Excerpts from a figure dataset
-=-=-=-=-
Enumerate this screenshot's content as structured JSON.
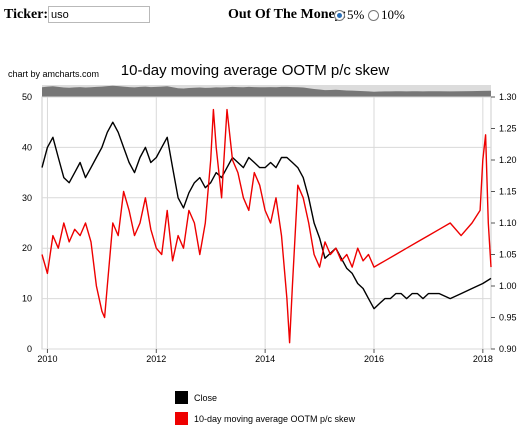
{
  "controls": {
    "ticker_label": "Ticker:",
    "ticker_value": "uso",
    "ootm_label": "Out Of The Money:",
    "options": [
      {
        "label": "5%",
        "selected": true
      },
      {
        "label": "10%",
        "selected": false
      }
    ]
  },
  "credit": "chart by amcharts.com",
  "chart_data": {
    "type": "line",
    "title": "10-day moving average OOTM p/c skew",
    "x_ticks": [
      "2010",
      "2012",
      "2014",
      "2016",
      "2018"
    ],
    "x_range": [
      2009.9,
      2018.15
    ],
    "y_left": {
      "ticks": [
        0,
        10,
        20,
        30,
        40,
        50
      ],
      "range": [
        0,
        50
      ]
    },
    "y_right": {
      "ticks": [
        0.9,
        0.95,
        1.0,
        1.05,
        1.1,
        1.15,
        1.2,
        1.25,
        1.3
      ],
      "range": [
        0.9,
        1.3
      ]
    },
    "grid": true,
    "legend_position": "bottom",
    "series": [
      {
        "name": "Close",
        "axis": "left",
        "color": "#000000",
        "x": [
          2009.9,
          2010.0,
          2010.1,
          2010.2,
          2010.3,
          2010.4,
          2010.5,
          2010.6,
          2010.7,
          2010.8,
          2010.9,
          2011.0,
          2011.1,
          2011.2,
          2011.3,
          2011.4,
          2011.5,
          2011.6,
          2011.7,
          2011.8,
          2011.9,
          2012.0,
          2012.1,
          2012.2,
          2012.3,
          2012.4,
          2012.5,
          2012.6,
          2012.7,
          2012.8,
          2012.9,
          2013.0,
          2013.1,
          2013.2,
          2013.3,
          2013.4,
          2013.5,
          2013.6,
          2013.7,
          2013.8,
          2013.9,
          2014.0,
          2014.1,
          2014.2,
          2014.3,
          2014.4,
          2014.5,
          2014.6,
          2014.7,
          2014.8,
          2014.9,
          2015.0,
          2015.1,
          2015.2,
          2015.3,
          2015.4,
          2015.5,
          2015.6,
          2015.7,
          2015.8,
          2015.9,
          2016.0,
          2016.1,
          2016.2,
          2016.3,
          2016.4,
          2016.5,
          2016.6,
          2016.7,
          2016.8,
          2016.9,
          2017.0,
          2017.2,
          2017.4,
          2017.6,
          2017.8,
          2018.0,
          2018.15
        ],
        "y": [
          36,
          40,
          42,
          38,
          34,
          33,
          35,
          37,
          34,
          36,
          38,
          40,
          43,
          45,
          43,
          40,
          37,
          35,
          38,
          40,
          37,
          38,
          40,
          42,
          36,
          30,
          28,
          31,
          33,
          34,
          32,
          33,
          35,
          34,
          36,
          38,
          37,
          36,
          38,
          37,
          36,
          36,
          37,
          36,
          38,
          38,
          37,
          36,
          34,
          30,
          25,
          22,
          18,
          19,
          20,
          18,
          16,
          15,
          13,
          12,
          10,
          8,
          9,
          10,
          10,
          11,
          11,
          10,
          11,
          11,
          10,
          11,
          11,
          10,
          11,
          12,
          13,
          14
        ]
      },
      {
        "name": "10-day moving average OOTM p/c skew",
        "axis": "right",
        "color": "#ee0000",
        "x": [
          2009.9,
          2010.0,
          2010.1,
          2010.2,
          2010.3,
          2010.4,
          2010.5,
          2010.6,
          2010.7,
          2010.8,
          2010.9,
          2011.0,
          2011.05,
          2011.1,
          2011.2,
          2011.3,
          2011.4,
          2011.5,
          2011.6,
          2011.7,
          2011.8,
          2011.9,
          2012.0,
          2012.1,
          2012.2,
          2012.3,
          2012.4,
          2012.5,
          2012.6,
          2012.7,
          2012.8,
          2012.9,
          2013.0,
          2013.05,
          2013.1,
          2013.2,
          2013.3,
          2013.4,
          2013.5,
          2013.6,
          2013.7,
          2013.8,
          2013.9,
          2014.0,
          2014.1,
          2014.2,
          2014.3,
          2014.4,
          2014.45,
          2014.5,
          2014.6,
          2014.7,
          2014.8,
          2014.9,
          2015.0,
          2015.1,
          2015.2,
          2015.3,
          2015.4,
          2015.5,
          2015.6,
          2015.7,
          2015.8,
          2015.9,
          2016.0,
          2016.2,
          2016.4,
          2016.6,
          2016.8,
          2017.0,
          2017.2,
          2017.4,
          2017.6,
          2017.8,
          2017.95,
          2018.0,
          2018.05,
          2018.1,
          2018.15
        ],
        "y": [
          1.05,
          1.02,
          1.08,
          1.06,
          1.1,
          1.07,
          1.09,
          1.08,
          1.1,
          1.07,
          1.0,
          0.96,
          0.95,
          1.0,
          1.1,
          1.08,
          1.15,
          1.12,
          1.08,
          1.1,
          1.14,
          1.09,
          1.06,
          1.05,
          1.12,
          1.04,
          1.08,
          1.06,
          1.12,
          1.1,
          1.05,
          1.1,
          1.2,
          1.28,
          1.22,
          1.14,
          1.28,
          1.2,
          1.18,
          1.14,
          1.12,
          1.18,
          1.16,
          1.12,
          1.1,
          1.14,
          1.08,
          0.98,
          0.91,
          1.0,
          1.16,
          1.14,
          1.1,
          1.05,
          1.03,
          1.07,
          1.05,
          1.06,
          1.04,
          1.05,
          1.03,
          1.06,
          1.04,
          1.05,
          1.03,
          1.04,
          1.05,
          1.06,
          1.07,
          1.08,
          1.09,
          1.1,
          1.08,
          1.1,
          1.12,
          1.2,
          1.24,
          1.1,
          1.03
        ]
      }
    ]
  }
}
-=-=-=-=-
__Exercise task__: Whichever lines contain the string "average", select and copy them.

__Written response__:
    "title": "10-day moving average OOTM p/c skew",
        "name": "10-day moving average OOTM p/c skew",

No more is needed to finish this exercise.